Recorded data
========
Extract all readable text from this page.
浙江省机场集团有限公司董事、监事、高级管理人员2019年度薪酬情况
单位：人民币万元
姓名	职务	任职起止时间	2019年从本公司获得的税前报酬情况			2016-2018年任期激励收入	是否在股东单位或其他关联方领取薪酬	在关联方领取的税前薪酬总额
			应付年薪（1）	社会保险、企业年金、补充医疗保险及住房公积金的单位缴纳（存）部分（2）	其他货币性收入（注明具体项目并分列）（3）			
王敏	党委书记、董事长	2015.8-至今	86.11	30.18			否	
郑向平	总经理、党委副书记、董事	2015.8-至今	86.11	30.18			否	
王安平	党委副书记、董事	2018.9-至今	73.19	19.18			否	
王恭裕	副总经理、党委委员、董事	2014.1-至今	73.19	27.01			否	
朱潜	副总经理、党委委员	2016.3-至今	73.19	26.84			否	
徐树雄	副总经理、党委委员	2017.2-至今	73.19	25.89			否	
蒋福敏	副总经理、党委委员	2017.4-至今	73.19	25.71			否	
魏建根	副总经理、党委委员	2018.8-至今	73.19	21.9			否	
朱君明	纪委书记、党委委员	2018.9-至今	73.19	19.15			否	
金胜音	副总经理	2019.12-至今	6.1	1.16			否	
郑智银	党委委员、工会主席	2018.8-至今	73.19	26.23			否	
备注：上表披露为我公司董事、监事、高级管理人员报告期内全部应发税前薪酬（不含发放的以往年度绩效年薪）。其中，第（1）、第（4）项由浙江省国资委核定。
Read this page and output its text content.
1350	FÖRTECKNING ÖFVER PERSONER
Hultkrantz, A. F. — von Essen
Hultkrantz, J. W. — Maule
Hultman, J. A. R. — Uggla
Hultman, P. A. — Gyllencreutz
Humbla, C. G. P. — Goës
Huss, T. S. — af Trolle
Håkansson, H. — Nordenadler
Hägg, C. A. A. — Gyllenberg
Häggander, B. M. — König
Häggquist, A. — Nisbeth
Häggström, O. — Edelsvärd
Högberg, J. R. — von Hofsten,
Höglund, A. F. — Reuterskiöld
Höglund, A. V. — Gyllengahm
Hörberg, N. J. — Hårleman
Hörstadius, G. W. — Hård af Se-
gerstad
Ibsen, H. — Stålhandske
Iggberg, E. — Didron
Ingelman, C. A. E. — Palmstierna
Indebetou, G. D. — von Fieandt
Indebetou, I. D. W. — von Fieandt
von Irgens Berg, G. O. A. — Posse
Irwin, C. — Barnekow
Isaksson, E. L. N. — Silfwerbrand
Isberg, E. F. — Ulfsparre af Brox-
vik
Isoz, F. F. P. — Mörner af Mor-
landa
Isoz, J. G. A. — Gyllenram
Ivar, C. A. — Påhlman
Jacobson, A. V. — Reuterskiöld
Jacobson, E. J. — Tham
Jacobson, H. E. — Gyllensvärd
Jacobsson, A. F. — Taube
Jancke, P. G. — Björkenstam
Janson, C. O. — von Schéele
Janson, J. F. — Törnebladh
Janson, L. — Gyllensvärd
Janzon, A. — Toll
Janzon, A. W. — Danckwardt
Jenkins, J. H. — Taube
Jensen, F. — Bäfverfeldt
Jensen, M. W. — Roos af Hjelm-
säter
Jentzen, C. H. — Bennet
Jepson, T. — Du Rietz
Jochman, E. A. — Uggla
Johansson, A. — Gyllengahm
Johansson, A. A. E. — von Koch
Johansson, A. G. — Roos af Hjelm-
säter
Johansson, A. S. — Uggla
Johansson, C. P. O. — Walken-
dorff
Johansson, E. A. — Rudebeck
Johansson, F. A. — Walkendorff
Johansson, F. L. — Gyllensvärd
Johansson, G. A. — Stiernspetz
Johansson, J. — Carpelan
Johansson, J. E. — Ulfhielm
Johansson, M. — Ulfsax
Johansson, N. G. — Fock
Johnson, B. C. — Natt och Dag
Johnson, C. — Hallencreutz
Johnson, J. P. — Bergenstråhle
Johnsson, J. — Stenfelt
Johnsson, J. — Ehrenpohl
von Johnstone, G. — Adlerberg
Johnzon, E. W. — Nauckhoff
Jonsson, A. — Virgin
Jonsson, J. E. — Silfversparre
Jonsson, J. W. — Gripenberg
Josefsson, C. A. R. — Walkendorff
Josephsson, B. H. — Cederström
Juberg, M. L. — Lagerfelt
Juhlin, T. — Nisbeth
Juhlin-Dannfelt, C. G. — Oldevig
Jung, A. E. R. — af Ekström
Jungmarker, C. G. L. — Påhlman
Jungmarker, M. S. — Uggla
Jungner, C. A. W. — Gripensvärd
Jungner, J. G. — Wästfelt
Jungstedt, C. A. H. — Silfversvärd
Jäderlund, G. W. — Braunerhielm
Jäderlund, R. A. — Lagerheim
========
_Exercise objective_
Write down all the entries again without a single difference.

_Exercise response_
Extract all readable text from this page.
浙江省机场集团有限公司董事、监事、高级管理人员2019年度薪酬情况
单位：人民币万元
姓名	职务	任职起止时间	2019年从本公司获得的税前报酬情况			2016-2018年任期激励收入	是否在股东单位或其他关联方领取薪酬	在关联方领取的税前薪酬总额
			应付年薪（1）	社会保险、企业年金、补充医疗保险及住房公积金的单位缴纳（存）部分（2）	其他货币性收入（注明具体项目并分列）（3）			
王敏	党委书记、董事长	2015.8-至今	86.11	30.18			否	
郑向平	总经理、党委副书记、董事	2015.8-至今	86.11	30.18			否	
王安平	党委副书记、董事	2018.9-至今	73.19	19.18			否	
王恭裕	副总经理、党委委员、董事	2014.1-至今	73.19	27.01			否	
朱潜	副总经理、党委委员	2016.3-至今	73.19	26.84			否	
徐树雄	副总经理、党委委员	2017.2-至今	73.19	25.89			否	
蒋福敏	副总经理、党委委员	2017.4-至今	73.19	25.71			否	
魏建根	副总经理、党委委员	2018.8-至今	73.19	21.9			否	
朱君明	纪委书记、党委委员	2018.9-至今	73.19	19.15			否	
金胜音	副总经理	2019.12-至今	6.1	1.16			否	
郑智银	党委委员、工会主席	2018.8-至今	73.19	26.23			否	
备注：上表披露为我公司董事、监事、高级管理人员报告期内全部应发税前薪酬（不含发放的以往年度绩效年薪）。其中，第（1）、第（4）项由浙江省国资委核定。
Read this page and output its text content.
1350	FÖRTECKNING ÖFVER PERSONER
Hultkrantz, A. F. — von Essen
Hultkrantz, J. W. — Maule
Hultman, J. A. R. — Uggla
Hultman, P. A. — Gyllencreutz
Humbla, C. G. P. — Goës
Huss, T. S. — af Trolle
Håkansson, H. — Nordenadler
Hägg, C. A. A. — Gyllenberg
Häggander, B. M. — König
Häggquist, A. — Nisbeth
Häggström, O. — Edelsvärd
Högberg, J. R. — von Hofsten,
Höglund, A. F. — Reuterskiöld
Höglund, A. V. — Gyllengahm
Hörberg, N. J. — Hårleman
Hörstadius, G. W. — Hård af Se-
gerstad
Ibsen, H. — Stålhandske
Iggberg, E. — Didron
Ingelman, C. A. E. — Palmstierna
Indebetou, G. D. — von Fieandt
Indebetou, I. D. W. — von Fieandt
von Irgens Berg, G. O. A. — Posse
Irwin, C. — Barnekow
Isaksson, E. L. N. — Silfwerbrand
Isberg, E. F. — Ulfsparre af Brox-
vik
Isoz, F. F. P. — Mörner af Mor-
landa
Isoz, J. G. A. — Gyllenram
Ivar, C. A. — Påhlman
Jacobson, A. V. — Reuterskiöld
Jacobson, E. J. — Tham
Jacobson, H. E. — Gyllensvärd
Jacobsson, A. F. — Taube
Jancke, P. G. — Björkenstam
Janson, C. O. — von Schéele
Janson, J. F. — Törnebladh
Janson, L. — Gyllensvärd
Janzon, A. — Toll
Janzon, A. W. — Danckwardt
Jenkins, J. H. — Taube
Jensen, F. — Bäfverfeldt
Jensen, M. W. — Roos af Hjelm-
säter
Jentzen, C. H. — Bennet
Jepson, T. — Du Rietz
Jochman, E. A. — Uggla
Johansson, A. — Gyllengahm
Johansson, A. A. E. — von Koch
Johansson, A. G. — Roos af Hjelm-
säter
Johansson, A. S. — Uggla
Johansson, C. P. O. — Walken-
dorff
Johansson, E. A. — Rudebeck
Johansson, F. A. — Walkendorff
Johansson, F. L. — Gyllensvärd
Johansson, G. A. — Stiernspetz
Johansson, J. — Carpelan
Johansson, J. E. — Ulfhielm
Johansson, M. — Ulfsax
Johansson, N. G. — Fock
Johnson, B. C. — Natt och Dag
Johnson, C. — Hallencreutz
Johnson, J. P. — Bergenstråhle
Johnsson, J. — Stenfelt
Johnsson, J. — Ehrenpohl
von Johnstone, G. — Adlerberg
Johnzon, E. W. — Nauckhoff
Jonsson, A. — Virgin
Jonsson, J. E. — Silfversparre
Jonsson, J. W. — Gripenberg
Josefsson, C. A. R. — Walkendorff
Josephsson, B. H. — Cederström
Juberg, M. L. — Lagerfelt
Juhlin, T. — Nisbeth
Juhlin-Dannfelt, C. G. — Oldevig
Jung, A. E. R. — af Ekström
Jungmarker, C. G. L. — Påhlman
Jungmarker, M. S. — Uggla
Jungner, C. A. W. — Gripensvärd
Jungner, J. G. — Wästfelt
Jungstedt, C. A. H. — Silfversvärd
Jäderlund, G. W. — Braunerhielm
Jäderlund, R. A. — Lagerheim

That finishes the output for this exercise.